**ENTRIES SHOWN**.
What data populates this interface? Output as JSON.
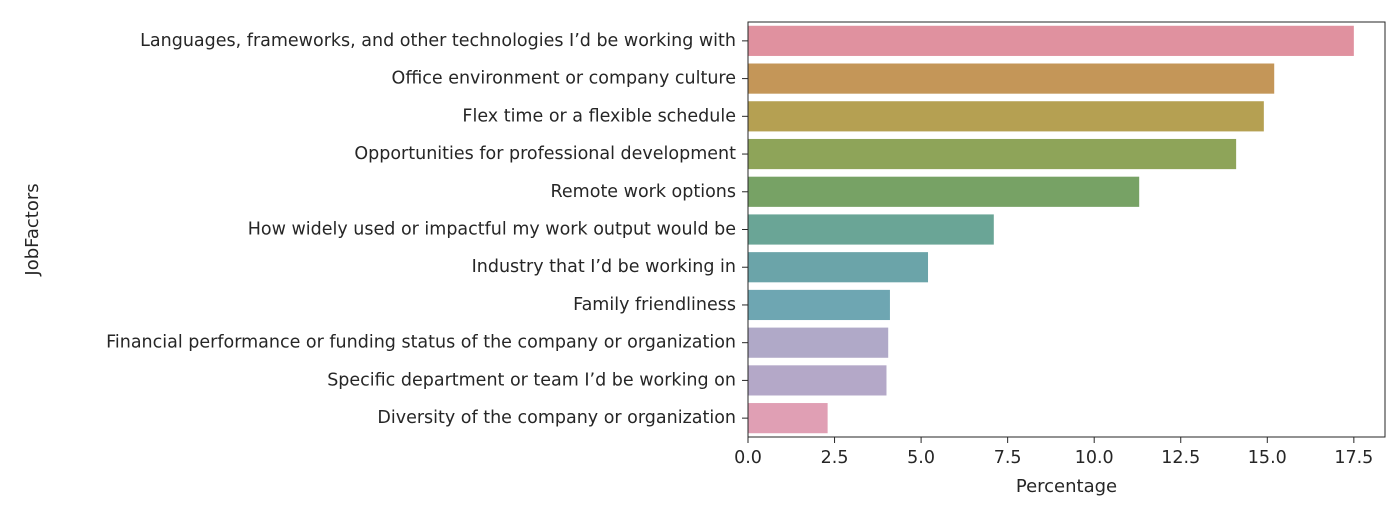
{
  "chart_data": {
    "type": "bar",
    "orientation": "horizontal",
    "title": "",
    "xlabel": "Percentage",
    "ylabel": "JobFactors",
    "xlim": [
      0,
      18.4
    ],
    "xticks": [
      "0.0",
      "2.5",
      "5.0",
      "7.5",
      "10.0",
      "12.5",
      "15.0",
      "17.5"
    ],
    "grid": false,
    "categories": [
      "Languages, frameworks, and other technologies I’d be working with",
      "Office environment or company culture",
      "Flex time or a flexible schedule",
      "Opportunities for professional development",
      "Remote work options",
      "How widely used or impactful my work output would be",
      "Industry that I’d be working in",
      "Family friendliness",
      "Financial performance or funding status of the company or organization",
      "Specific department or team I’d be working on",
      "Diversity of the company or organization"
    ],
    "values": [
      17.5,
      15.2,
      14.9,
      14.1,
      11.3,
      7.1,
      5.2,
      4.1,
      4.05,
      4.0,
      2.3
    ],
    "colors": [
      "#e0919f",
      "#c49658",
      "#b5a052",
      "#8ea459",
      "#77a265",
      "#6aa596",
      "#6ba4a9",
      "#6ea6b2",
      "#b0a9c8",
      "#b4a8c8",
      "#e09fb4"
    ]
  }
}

**SET EXERCISE**.
Quote the preceding listing precisely and completely, omitting its images.

**EXERCISE SOLUTION**.
What data populates this interface? Output as JSON.
{
  "chart_data": {
    "type": "bar",
    "orientation": "horizontal",
    "title": "",
    "xlabel": "Percentage",
    "ylabel": "JobFactors",
    "xlim": [
      0,
      18.4
    ],
    "xticks": [
      "0.0",
      "2.5",
      "5.0",
      "7.5",
      "10.0",
      "12.5",
      "15.0",
      "17.5"
    ],
    "grid": false,
    "categories": [
      "Languages, frameworks, and other technologies I’d be working with",
      "Office environment or company culture",
      "Flex time or a flexible schedule",
      "Opportunities for professional development",
      "Remote work options",
      "How widely used or impactful my work output would be",
      "Industry that I’d be working in",
      "Family friendliness",
      "Financial performance or funding status of the company or organization",
      "Specific department or team I’d be working on",
      "Diversity of the company or organization"
    ],
    "values": [
      17.5,
      15.2,
      14.9,
      14.1,
      11.3,
      7.1,
      5.2,
      4.1,
      4.05,
      4.0,
      2.3
    ],
    "colors": [
      "#e0919f",
      "#c49658",
      "#b5a052",
      "#8ea459",
      "#77a265",
      "#6aa596",
      "#6ba4a9",
      "#6ea6b2",
      "#b0a9c8",
      "#b4a8c8",
      "#e09fb4"
    ]
  }
}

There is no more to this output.